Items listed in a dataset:
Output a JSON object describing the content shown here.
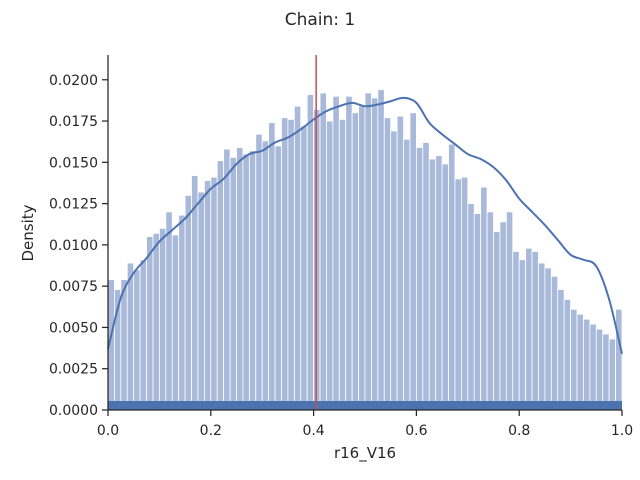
{
  "figure_title": "Chain: 1",
  "chart_data": {
    "type": "bar",
    "title": "Chain: 1",
    "xlabel": "r16_V16",
    "ylabel": "Density",
    "xlim": [
      0.0,
      1.0
    ],
    "ylim": [
      0.0,
      0.0215
    ],
    "xticks": [
      "0.0",
      "0.2",
      "0.4",
      "0.6",
      "0.8",
      "1.0"
    ],
    "yticks": [
      "0.0000",
      "0.0025",
      "0.0050",
      "0.0075",
      "0.0100",
      "0.0125",
      "0.0150",
      "0.0175",
      "0.0200"
    ],
    "bin_width": 0.0125,
    "bin_starts": [
      0.0,
      0.0125,
      0.025,
      0.0375,
      0.05,
      0.0625,
      0.075,
      0.0875,
      0.1,
      0.1125,
      0.125,
      0.1375,
      0.15,
      0.1625,
      0.175,
      0.1875,
      0.2,
      0.2125,
      0.225,
      0.2375,
      0.25,
      0.2625,
      0.275,
      0.2875,
      0.3,
      0.3125,
      0.325,
      0.3375,
      0.35,
      0.3625,
      0.375,
      0.3875,
      0.4,
      0.4125,
      0.425,
      0.4375,
      0.45,
      0.4625,
      0.475,
      0.4875,
      0.5,
      0.5125,
      0.525,
      0.5375,
      0.55,
      0.5625,
      0.575,
      0.5875,
      0.6,
      0.6125,
      0.625,
      0.6375,
      0.65,
      0.6625,
      0.675,
      0.6875,
      0.7,
      0.7125,
      0.725,
      0.7375,
      0.75,
      0.7625,
      0.775,
      0.7875,
      0.8,
      0.8125,
      0.825,
      0.8375,
      0.85,
      0.8625,
      0.875,
      0.8875,
      0.9,
      0.9125,
      0.925,
      0.9375,
      0.95,
      0.9625,
      0.975,
      0.9875
    ],
    "values": [
      0.0079,
      0.0073,
      0.0079,
      0.0089,
      0.0085,
      0.0091,
      0.0105,
      0.0107,
      0.011,
      0.012,
      0.0106,
      0.0118,
      0.013,
      0.0142,
      0.0132,
      0.0139,
      0.0141,
      0.0151,
      0.0158,
      0.0153,
      0.0159,
      0.0155,
      0.0157,
      0.0167,
      0.0163,
      0.0174,
      0.016,
      0.0177,
      0.0176,
      0.0184,
      0.0172,
      0.0191,
      0.0182,
      0.0192,
      0.0175,
      0.019,
      0.0176,
      0.019,
      0.018,
      0.0184,
      0.0192,
      0.0189,
      0.0194,
      0.0177,
      0.0169,
      0.0178,
      0.0164,
      0.018,
      0.0159,
      0.0162,
      0.0152,
      0.0154,
      0.0149,
      0.0161,
      0.014,
      0.0141,
      0.0125,
      0.0119,
      0.0135,
      0.012,
      0.0108,
      0.0114,
      0.012,
      0.0096,
      0.0091,
      0.0098,
      0.0096,
      0.0089,
      0.0086,
      0.0081,
      0.0073,
      0.0067,
      0.0061,
      0.0058,
      0.0055,
      0.0052,
      0.0049,
      0.0046,
      0.0043,
      0.0061
    ],
    "kde": {
      "x": [
        0.0,
        0.025,
        0.05,
        0.075,
        0.1,
        0.125,
        0.15,
        0.175,
        0.2,
        0.225,
        0.25,
        0.275,
        0.3,
        0.325,
        0.35,
        0.375,
        0.4,
        0.425,
        0.45,
        0.475,
        0.5,
        0.525,
        0.55,
        0.575,
        0.6,
        0.625,
        0.65,
        0.675,
        0.7,
        0.725,
        0.75,
        0.775,
        0.8,
        0.825,
        0.85,
        0.875,
        0.9,
        0.925,
        0.95,
        0.975,
        1.0
      ],
      "y": [
        0.0037,
        0.0068,
        0.0083,
        0.0092,
        0.0102,
        0.0109,
        0.0116,
        0.0125,
        0.0134,
        0.014,
        0.0149,
        0.0155,
        0.0157,
        0.0162,
        0.0165,
        0.017,
        0.0176,
        0.0181,
        0.0184,
        0.0186,
        0.0184,
        0.0185,
        0.0187,
        0.0189,
        0.0186,
        0.0174,
        0.0167,
        0.0161,
        0.0155,
        0.0152,
        0.0147,
        0.0139,
        0.0128,
        0.012,
        0.0112,
        0.0103,
        0.0094,
        0.0091,
        0.0087,
        0.0067,
        0.0034
      ]
    },
    "vline_x": 0.405,
    "colors": {
      "bar": "#a8b9d9",
      "bar_edge": "#ffffff",
      "kde": "#4c72b0",
      "rug": "#4c72b0",
      "vline": "#c44e52",
      "axis": "#262626"
    },
    "grid": false,
    "legend": "none"
  }
}
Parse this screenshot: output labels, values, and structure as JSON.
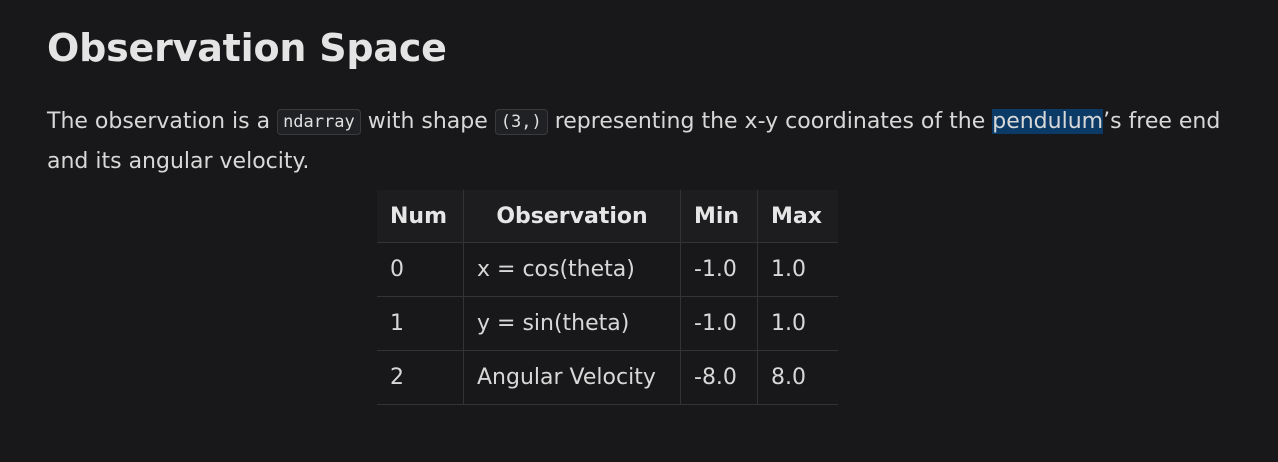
{
  "heading": "Observation Space",
  "description": {
    "part1": "The observation is a ",
    "code1": "ndarray",
    "part2": " with shape ",
    "code2": "(3,)",
    "part3": " representing the x-y coordinates of the ",
    "highlighted": "pendulum",
    "part4": "’s free end and its angular velocity."
  },
  "table": {
    "headers": [
      "Num",
      "Observation",
      "Min",
      "Max"
    ],
    "rows": [
      [
        "0",
        "x = cos(theta)",
        "-1.0",
        "1.0"
      ],
      [
        "1",
        "y = sin(theta)",
        "-1.0",
        "1.0"
      ],
      [
        "2",
        "Angular Velocity",
        "-8.0",
        "8.0"
      ]
    ]
  },
  "colors": {
    "background": "#18181a",
    "selection_highlight": "#0b3a66",
    "text": "#d8d8d8"
  }
}
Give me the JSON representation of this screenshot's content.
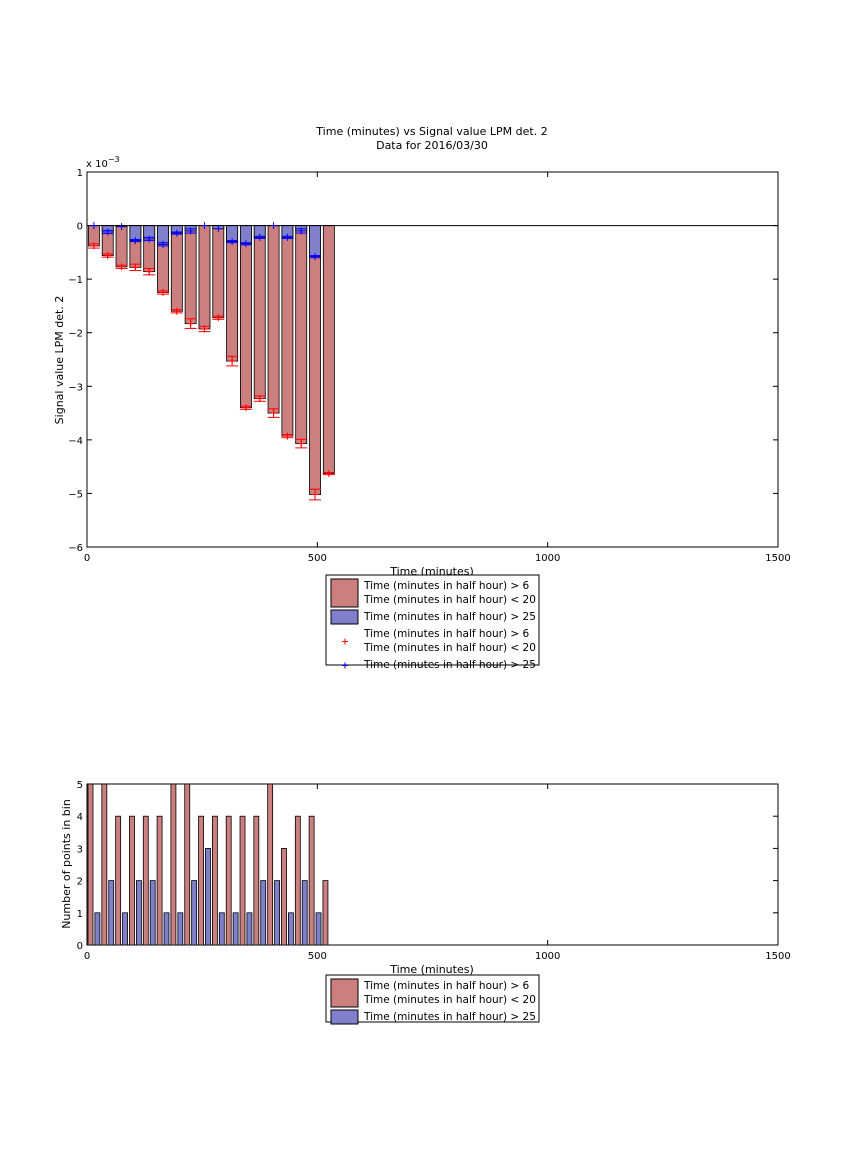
{
  "chart_data": [
    {
      "type": "bar",
      "title": "Time (minutes) vs Signal value LPM det. 2",
      "subtitle": "Data for 2016/03/30",
      "xlabel": "Time (minutes)",
      "ylabel": "Signal value LPM det. 2",
      "y_exponent_label": "x 10",
      "y_exponent_power": "−3",
      "xlim": [
        0,
        1500
      ],
      "ylim": [
        -6,
        1
      ],
      "xticks": [
        0,
        500,
        1000,
        1500
      ],
      "yticks": [
        1,
        0,
        -1,
        -2,
        -3,
        -4,
        -5,
        -6
      ],
      "ytick_labels": [
        "1",
        "0",
        "−1",
        "−2",
        "−3",
        "−4",
        "−5",
        "−6"
      ],
      "grid": false,
      "legend_position": "below",
      "legend": [
        {
          "label": "Time (minutes in half hour) > 6\nTime (minutes in half hour) < 20",
          "kind": "patch",
          "color": "#cc7f7f"
        },
        {
          "label": "Time (minutes in half hour) > 25",
          "kind": "patch",
          "color": "#7f7fcc"
        },
        {
          "label": "Time (minutes in half hour) > 6\nTime (minutes in half hour) < 20",
          "kind": "marker",
          "color": "#ff0000"
        },
        {
          "label": "Time (minutes in half hour) > 25",
          "kind": "marker",
          "color": "#0000ff"
        }
      ],
      "series": [
        {
          "name": "Time (minutes in half hour) > 6 Time (minutes in half hour) < 20",
          "color": "#cc7f7f",
          "marker_color": "#ff0000",
          "x": [
            15,
            45,
            75,
            105,
            135,
            165,
            195,
            225,
            255,
            285,
            315,
            345,
            375,
            405,
            435,
            465,
            495,
            525
          ],
          "values": [
            -0.38,
            -0.56,
            -0.77,
            -0.78,
            -0.86,
            -1.25,
            -1.6,
            -1.83,
            -1.93,
            -1.72,
            -2.53,
            -3.4,
            -3.23,
            -3.5,
            -3.93,
            -4.07,
            -5.02,
            -4.63
          ],
          "error": [
            0.04,
            0.03,
            0.03,
            0.06,
            0.06,
            0.03,
            0.03,
            0.09,
            0.05,
            0.03,
            0.09,
            0.03,
            0.05,
            0.08,
            0.03,
            0.08,
            0.1,
            0.02
          ]
        },
        {
          "name": "Time (minutes in half hour) > 25",
          "color": "#7f7fcc",
          "marker_color": "#0000ff",
          "x": [
            15,
            45,
            75,
            105,
            135,
            165,
            195,
            225,
            255,
            285,
            315,
            345,
            375,
            405,
            435,
            465,
            495
          ],
          "values": [
            0,
            -0.12,
            -0.02,
            -0.28,
            -0.25,
            -0.35,
            -0.14,
            -0.1,
            0,
            -0.06,
            -0.3,
            -0.34,
            -0.22,
            0,
            -0.22,
            -0.1,
            -0.58
          ],
          "error": [
            0,
            0.03,
            0,
            0.02,
            0.03,
            0.03,
            0.02,
            0.04,
            0,
            0,
            0.02,
            0.02,
            0.02,
            0,
            0.02,
            0.04,
            0.02
          ]
        }
      ]
    },
    {
      "type": "bar",
      "title": "",
      "xlabel": "Time (minutes)",
      "ylabel": "Number of points in bin",
      "xlim": [
        0,
        1500
      ],
      "ylim": [
        0,
        5
      ],
      "xticks": [
        0,
        500,
        1000,
        1500
      ],
      "yticks": [
        0,
        1,
        2,
        3,
        4,
        5
      ],
      "grid": false,
      "legend_position": "below",
      "legend": [
        {
          "label": "Time (minutes in half hour) > 6\nTime (minutes in half hour) < 20",
          "kind": "patch",
          "color": "#cc7f7f"
        },
        {
          "label": "Time (minutes in half hour) > 25",
          "kind": "patch",
          "color": "#7f7fcc"
        }
      ],
      "series": [
        {
          "name": "Time (minutes in half hour) > 6 Time (minutes in half hour) < 20",
          "color": "#cc7f7f",
          "x": [
            0,
            30,
            60,
            90,
            120,
            150,
            180,
            210,
            240,
            270,
            300,
            330,
            360,
            390,
            420,
            450,
            480,
            510
          ],
          "values": [
            5,
            5,
            4,
            4,
            4,
            4,
            5,
            5,
            4,
            4,
            4,
            4,
            4,
            5,
            3,
            4,
            4,
            2
          ]
        },
        {
          "name": "Time (minutes in half hour) > 25",
          "color": "#7f7fcc",
          "x": [
            15,
            45,
            75,
            105,
            135,
            165,
            195,
            225,
            255,
            285,
            315,
            345,
            375,
            405,
            435,
            465,
            495
          ],
          "values": [
            1,
            2,
            1,
            2,
            2,
            1,
            1,
            2,
            3,
            1,
            1,
            1,
            2,
            2,
            1,
            2,
            1
          ]
        }
      ]
    }
  ]
}
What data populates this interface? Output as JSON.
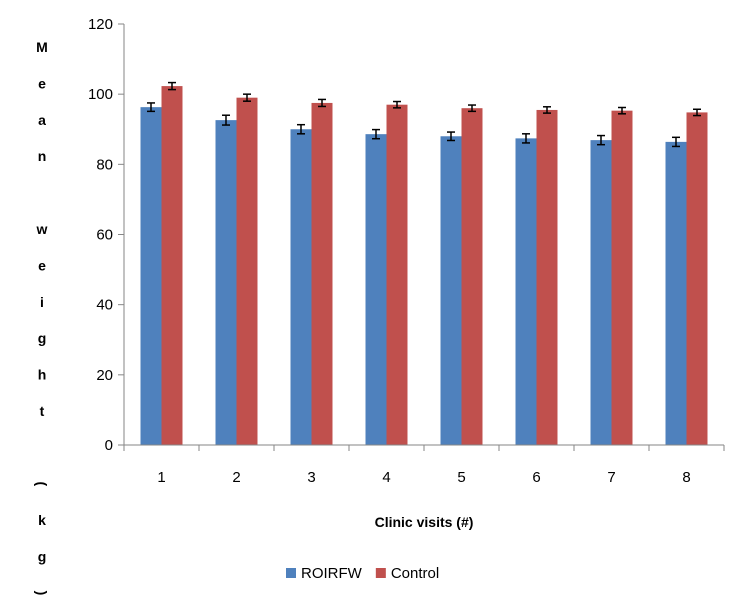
{
  "chart_data": {
    "type": "bar",
    "xlabel": "Clinic visits (#)",
    "ylabel": "Mean weight (kg)",
    "ylim": [
      0,
      120
    ],
    "yticks": [
      "0",
      "20",
      "40",
      "60",
      "80",
      "100",
      "120"
    ],
    "categories": [
      "1",
      "2",
      "3",
      "4",
      "5",
      "6",
      "7",
      "8"
    ],
    "series": [
      {
        "name": "ROIRFW",
        "color": "#4F81BD",
        "values": [
          96.3,
          92.6,
          90.0,
          88.6,
          88.0,
          87.4,
          86.9,
          86.4
        ],
        "errors": [
          1.2,
          1.4,
          1.3,
          1.3,
          1.2,
          1.3,
          1.3,
          1.3
        ]
      },
      {
        "name": "Control",
        "color": "#C0504D",
        "values": [
          102.3,
          99.0,
          97.5,
          97.0,
          96.0,
          95.5,
          95.3,
          94.8
        ],
        "errors": [
          1.0,
          1.0,
          1.0,
          0.9,
          0.9,
          0.9,
          0.9,
          0.9
        ]
      }
    ],
    "legend_position": "bottom",
    "grid": false
  }
}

**Aim of the task:** Some lines of the records may hold the word "ylabel". How many do? Answer with a number and nothing else.

**Written response:** 4